:: DATA IN THIS EXERCISE ::

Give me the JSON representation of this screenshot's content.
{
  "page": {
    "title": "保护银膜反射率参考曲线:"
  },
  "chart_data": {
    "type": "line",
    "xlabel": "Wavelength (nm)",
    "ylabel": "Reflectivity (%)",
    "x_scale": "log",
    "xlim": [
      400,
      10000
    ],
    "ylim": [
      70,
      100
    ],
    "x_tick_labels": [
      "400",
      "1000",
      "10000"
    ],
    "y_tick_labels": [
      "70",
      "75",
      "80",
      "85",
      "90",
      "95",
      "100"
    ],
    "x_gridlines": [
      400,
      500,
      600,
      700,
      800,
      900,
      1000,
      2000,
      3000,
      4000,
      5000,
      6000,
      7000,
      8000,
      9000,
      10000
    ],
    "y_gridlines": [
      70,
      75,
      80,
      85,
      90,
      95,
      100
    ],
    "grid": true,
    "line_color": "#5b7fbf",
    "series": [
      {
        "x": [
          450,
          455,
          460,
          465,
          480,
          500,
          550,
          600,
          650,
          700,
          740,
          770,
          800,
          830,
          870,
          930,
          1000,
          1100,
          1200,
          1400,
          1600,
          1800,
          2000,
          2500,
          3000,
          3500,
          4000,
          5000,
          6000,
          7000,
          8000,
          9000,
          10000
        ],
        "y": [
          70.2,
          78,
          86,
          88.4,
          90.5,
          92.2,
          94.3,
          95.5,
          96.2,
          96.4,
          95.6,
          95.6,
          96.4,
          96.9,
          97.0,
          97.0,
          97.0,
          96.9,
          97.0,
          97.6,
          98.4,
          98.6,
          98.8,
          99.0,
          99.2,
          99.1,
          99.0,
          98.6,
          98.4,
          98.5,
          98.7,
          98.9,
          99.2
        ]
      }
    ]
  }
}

:::

__REQUIREMENTS__
Transcribe the data above in full, exactly.

__ANSWER FOR THE TASK__
Give me the JSON representation of this screenshot's content.
{
  "page": {
    "title": "保护银膜反射率参考曲线:"
  },
  "chart_data": {
    "type": "line",
    "xlabel": "Wavelength (nm)",
    "ylabel": "Reflectivity (%)",
    "x_scale": "log",
    "xlim": [
      400,
      10000
    ],
    "ylim": [
      70,
      100
    ],
    "x_tick_labels": [
      "400",
      "1000",
      "10000"
    ],
    "y_tick_labels": [
      "70",
      "75",
      "80",
      "85",
      "90",
      "95",
      "100"
    ],
    "x_gridlines": [
      400,
      500,
      600,
      700,
      800,
      900,
      1000,
      2000,
      3000,
      4000,
      5000,
      6000,
      7000,
      8000,
      9000,
      10000
    ],
    "y_gridlines": [
      70,
      75,
      80,
      85,
      90,
      95,
      100
    ],
    "grid": true,
    "line_color": "#5b7fbf",
    "series": [
      {
        "x": [
          450,
          455,
          460,
          465,
          480,
          500,
          550,
          600,
          650,
          700,
          740,
          770,
          800,
          830,
          870,
          930,
          1000,
          1100,
          1200,
          1400,
          1600,
          1800,
          2000,
          2500,
          3000,
          3500,
          4000,
          5000,
          6000,
          7000,
          8000,
          9000,
          10000
        ],
        "y": [
          70.2,
          78,
          86,
          88.4,
          90.5,
          92.2,
          94.3,
          95.5,
          96.2,
          96.4,
          95.6,
          95.6,
          96.4,
          96.9,
          97.0,
          97.0,
          97.0,
          96.9,
          97.0,
          97.6,
          98.4,
          98.6,
          98.8,
          99.0,
          99.2,
          99.1,
          99.0,
          98.6,
          98.4,
          98.5,
          98.7,
          98.9,
          99.2
        ]
      }
    ]
  }
}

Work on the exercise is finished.